Search the material for the string "North" and copy each line where it occurs.

# start of SUPPLIED MATERIAL

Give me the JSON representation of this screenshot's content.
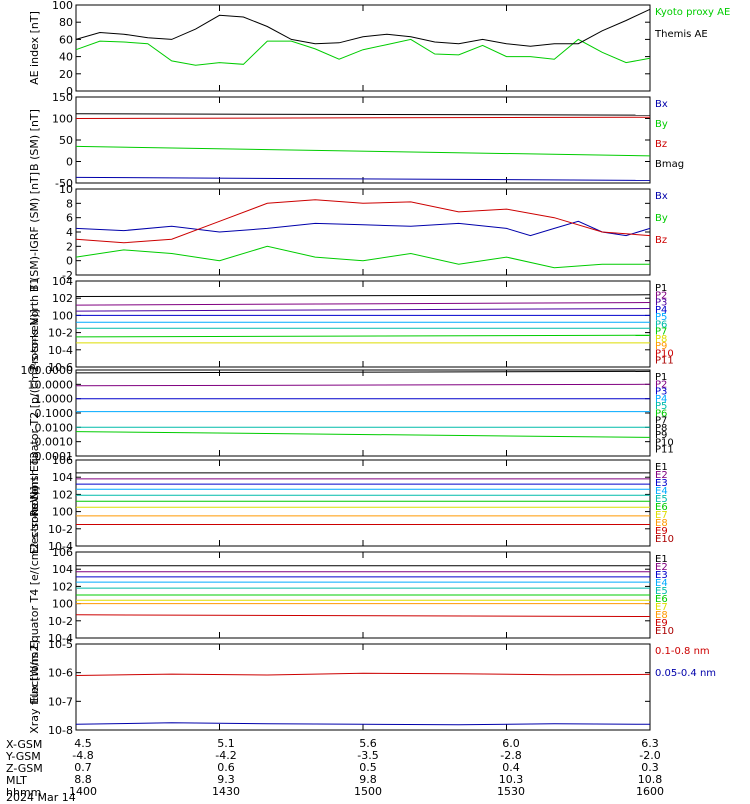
{
  "chart_data": [
    {
      "type": "line",
      "ylabel": "AE index [nT]",
      "ylim": [
        0,
        100
      ],
      "yticks": [
        "0",
        "20",
        "40",
        "60",
        "80",
        "100"
      ],
      "legend": [
        "Kyoto proxy AE",
        "Themis AE"
      ],
      "series": [
        {
          "name": "Kyoto proxy AE",
          "color": "#00cc00",
          "x": [
            0,
            5,
            10,
            15,
            20,
            25,
            30,
            35,
            40,
            45,
            50,
            55,
            60,
            65,
            70,
            75,
            80,
            85,
            90,
            95,
            100,
            105,
            110,
            115,
            120
          ],
          "values": [
            48,
            58,
            57,
            55,
            35,
            30,
            33,
            31,
            58,
            58,
            49,
            37,
            48,
            54,
            60,
            43,
            42,
            53,
            40,
            40,
            37,
            60,
            45,
            33,
            38
          ]
        },
        {
          "name": "Themis AE",
          "color": "#000000",
          "x": [
            0,
            5,
            10,
            15,
            20,
            25,
            30,
            35,
            40,
            45,
            50,
            55,
            60,
            65,
            70,
            75,
            80,
            85,
            90,
            95,
            100,
            105,
            110,
            115,
            120
          ],
          "values": [
            60,
            68,
            66,
            62,
            60,
            72,
            88,
            86,
            75,
            60,
            55,
            56,
            63,
            66,
            63,
            57,
            55,
            60,
            55,
            52,
            55,
            55,
            70,
            82,
            95
          ]
        }
      ]
    },
    {
      "type": "line",
      "ylabel": "B (SM) [nT]",
      "ylim": [
        -50,
        150
      ],
      "yticks": [
        "-50",
        "0",
        "50",
        "100",
        "150"
      ],
      "legend": [
        "Bx",
        "By",
        "Bz",
        "Bmag"
      ],
      "series": [
        {
          "name": "Bx",
          "color": "#0000aa",
          "x": [
            0,
            120
          ],
          "values": [
            -37,
            -44
          ]
        },
        {
          "name": "By",
          "color": "#00cc00",
          "x": [
            0,
            120
          ],
          "values": [
            35,
            13
          ]
        },
        {
          "name": "Bz",
          "color": "#cc0000",
          "x": [
            0,
            120
          ],
          "values": [
            100,
            103
          ]
        },
        {
          "name": "Bmag",
          "color": "#000000",
          "x": [
            0,
            120
          ],
          "values": [
            111,
            108
          ]
        }
      ]
    },
    {
      "type": "line",
      "ylabel": "B (SM)-IGRF (SM) [nT]",
      "ylim": [
        -2,
        10
      ],
      "yticks": [
        "-2",
        "0",
        "2",
        "4",
        "6",
        "8",
        "10"
      ],
      "legend": [
        "Bx",
        "By",
        "Bz"
      ],
      "series": [
        {
          "name": "Bx",
          "color": "#0000aa",
          "x": [
            0,
            10,
            20,
            30,
            40,
            50,
            60,
            70,
            80,
            90,
            95,
            100,
            105,
            110,
            115,
            120
          ],
          "values": [
            4.5,
            4.2,
            4.8,
            4.0,
            4.5,
            5.2,
            5.0,
            4.8,
            5.2,
            4.5,
            3.5,
            4.5,
            5.5,
            4.0,
            3.5,
            4.5
          ]
        },
        {
          "name": "By",
          "color": "#00cc00",
          "x": [
            0,
            10,
            20,
            30,
            40,
            50,
            60,
            70,
            80,
            90,
            100,
            110,
            120
          ],
          "values": [
            0.5,
            1.5,
            1.0,
            0,
            2.0,
            0.5,
            0,
            1.0,
            -0.5,
            0.5,
            -1.0,
            -0.5,
            -0.5
          ]
        },
        {
          "name": "Bz",
          "color": "#cc0000",
          "x": [
            0,
            10,
            20,
            30,
            40,
            50,
            60,
            70,
            80,
            90,
            100,
            110,
            120
          ],
          "values": [
            3.0,
            2.5,
            3.0,
            5.5,
            8.0,
            8.5,
            8.0,
            8.2,
            6.8,
            7.2,
            6.0,
            4.0,
            3.5
          ]
        }
      ]
    },
    {
      "type": "line",
      "ylabel": "Protons North T1",
      "log": true,
      "ylim": [
        -6,
        4
      ],
      "yticks": [
        "10-6",
        "10-4",
        "10-2",
        "100",
        "102",
        "104"
      ],
      "legend": [
        "P1",
        "P2",
        "P3",
        "P4",
        "P5",
        "P6",
        "P7",
        "P8",
        "P9",
        "P10",
        "P11"
      ],
      "series": [
        {
          "name": "P1",
          "color": "#000000",
          "values": [
            2.2,
            2.4
          ]
        },
        {
          "name": "P2",
          "color": "#800080",
          "values": [
            1.2,
            1.5
          ]
        },
        {
          "name": "P3",
          "color": "#4b00a0",
          "values": [
            0.5,
            0.8
          ]
        },
        {
          "name": "P4",
          "color": "#0000cc",
          "values": [
            0.0,
            0.0
          ]
        },
        {
          "name": "P5",
          "color": "#00aaff",
          "values": [
            -0.8,
            -0.8
          ]
        },
        {
          "name": "P6",
          "color": "#00bbaa",
          "values": [
            -1.5,
            -1.5
          ]
        },
        {
          "name": "P7",
          "color": "#00cc00",
          "values": [
            -2.5,
            -2.3
          ]
        },
        {
          "name": "P8",
          "color": "#dddd00",
          "values": [
            -3.2,
            -3.2
          ]
        },
        {
          "name": "P9",
          "color": "#ff9900",
          "values": []
        },
        {
          "name": "P10",
          "color": "#cc0000",
          "values": []
        },
        {
          "name": "P11",
          "color": "#aa0000",
          "values": []
        }
      ]
    },
    {
      "type": "line",
      "ylabel": "Protons Equator T2 [p/(cm2-s-sr-keV)]",
      "log": true,
      "ylim": [
        -4,
        2
      ],
      "yticks": [
        "0.0001",
        "0.0010",
        "0.0100",
        "0.1000",
        "1.0000",
        "10.0000",
        "100.0000"
      ],
      "legend": [
        "P1",
        "P2",
        "P3",
        "P4",
        "P5",
        "P6",
        "P7",
        "P8",
        "P9",
        "P10",
        "P11"
      ],
      "series": [
        {
          "name": "P1",
          "color": "#000000",
          "values": [
            1.8,
            1.9
          ]
        },
        {
          "name": "P2",
          "color": "#800080",
          "values": [
            0.9,
            1.0
          ]
        },
        {
          "name": "P3",
          "color": "#0000cc",
          "values": [
            0.0,
            0.0
          ]
        },
        {
          "name": "P4",
          "color": "#00aaff",
          "values": [
            -0.9,
            -0.9
          ]
        },
        {
          "name": "P5",
          "color": "#00bbaa",
          "values": [
            -2.0,
            -2.0
          ]
        },
        {
          "name": "P6",
          "color": "#00cc00",
          "values": [
            -2.3,
            -2.7
          ]
        }
      ]
    },
    {
      "type": "line",
      "ylabel": "Electrons North T3",
      "log": true,
      "ylim": [
        -4,
        6
      ],
      "yticks": [
        "10-4",
        "10-2",
        "100",
        "102",
        "104",
        "106"
      ],
      "legend": [
        "E1",
        "E2",
        "E3",
        "E4",
        "E5",
        "E6",
        "E7",
        "E8",
        "E9",
        "E10"
      ],
      "series": [
        {
          "name": "E1",
          "color": "#000000",
          "values": [
            4.5,
            4.5
          ]
        },
        {
          "name": "E2",
          "color": "#800080",
          "values": [
            3.8,
            3.8
          ]
        },
        {
          "name": "E3",
          "color": "#0000cc",
          "values": [
            3.2,
            3.2
          ]
        },
        {
          "name": "E4",
          "color": "#00aaff",
          "values": [
            2.6,
            2.6
          ]
        },
        {
          "name": "E5",
          "color": "#00bbaa",
          "values": [
            1.9,
            1.9
          ]
        },
        {
          "name": "E6",
          "color": "#00cc00",
          "values": [
            1.2,
            1.2
          ]
        },
        {
          "name": "E7",
          "color": "#dddd00",
          "values": [
            0.5,
            0.5
          ]
        },
        {
          "name": "E8",
          "color": "#ff9900",
          "values": [
            -0.5,
            -0.5
          ]
        },
        {
          "name": "E9",
          "color": "#cc0000",
          "values": [
            -1.5,
            -1.5
          ]
        },
        {
          "name": "E10",
          "color": "#aa0000",
          "values": []
        }
      ]
    },
    {
      "type": "line",
      "ylabel": "Electrons Equator T4 [e/(cm2-s-sr-keV)]",
      "log": true,
      "ylim": [
        -4,
        6
      ],
      "yticks": [
        "10-4",
        "10-2",
        "100",
        "102",
        "104",
        "106"
      ],
      "legend": [
        "E1",
        "E2",
        "E3",
        "E4",
        "E5",
        "E6",
        "E7",
        "E8",
        "E9",
        "E10"
      ],
      "series": [
        {
          "name": "E1",
          "color": "#000000",
          "values": [
            4.4,
            4.4
          ]
        },
        {
          "name": "E2",
          "color": "#800080",
          "values": [
            3.7,
            3.7
          ]
        },
        {
          "name": "E3",
          "color": "#0000cc",
          "values": [
            3.1,
            3.1
          ]
        },
        {
          "name": "E4",
          "color": "#00aaff",
          "values": [
            2.5,
            2.5
          ]
        },
        {
          "name": "E5",
          "color": "#00bbaa",
          "values": [
            1.8,
            1.8
          ]
        },
        {
          "name": "E6",
          "color": "#00cc00",
          "values": [
            1.0,
            1.0
          ]
        },
        {
          "name": "E7",
          "color": "#dddd00",
          "values": [
            0.4,
            0.4
          ]
        },
        {
          "name": "E8",
          "color": "#ff9900",
          "values": [
            0.0,
            0.0
          ]
        },
        {
          "name": "E9",
          "color": "#cc0000",
          "values": [
            -1.3,
            -1.5
          ]
        },
        {
          "name": "E10",
          "color": "#aa0000",
          "values": []
        }
      ]
    },
    {
      "type": "line",
      "ylabel": "Xray flux [W/m2]",
      "log": true,
      "ylim": [
        -8,
        -5
      ],
      "yticks": [
        "10-8",
        "10-7",
        "10-6",
        "10-5"
      ],
      "legend": [
        "0.1-0.8 nm",
        "0.05-0.4 nm"
      ],
      "series": [
        {
          "name": "0.1-0.8 nm",
          "color": "#cc0000",
          "values": [
            -6.1,
            -6.05,
            -6.08,
            -6.02,
            -6.04,
            -6.07,
            -6.06
          ]
        },
        {
          "name": "0.05-0.4 nm",
          "color": "#0000aa",
          "values": [
            -7.8,
            -7.75,
            -7.78,
            -7.8,
            -7.82,
            -7.78,
            -7.8
          ]
        }
      ]
    }
  ],
  "ephemeris": {
    "labels": [
      "X-GSM",
      "Y-GSM",
      "Z-GSM",
      "MLT",
      "hhmm",
      "2024 Mar 14"
    ],
    "columns": [
      {
        "values": [
          "4.5",
          "-4.8",
          "0.7",
          "8.8",
          "1400"
        ]
      },
      {
        "values": [
          "5.1",
          "-4.2",
          "0.6",
          "9.3",
          "1430"
        ]
      },
      {
        "values": [
          "5.6",
          "-3.5",
          "0.5",
          "9.8",
          "1500"
        ]
      },
      {
        "values": [
          "6.0",
          "-2.8",
          "0.4",
          "10.3",
          "1530"
        ]
      },
      {
        "values": [
          "6.3",
          "-2.0",
          "0.3",
          "10.8",
          "1600"
        ]
      }
    ]
  }
}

# end of SUPPLIED MATERIAL

ANSWER IN FULL:
      "ylabel": "Protons North T1",
      "ylabel": "Electrons North T3",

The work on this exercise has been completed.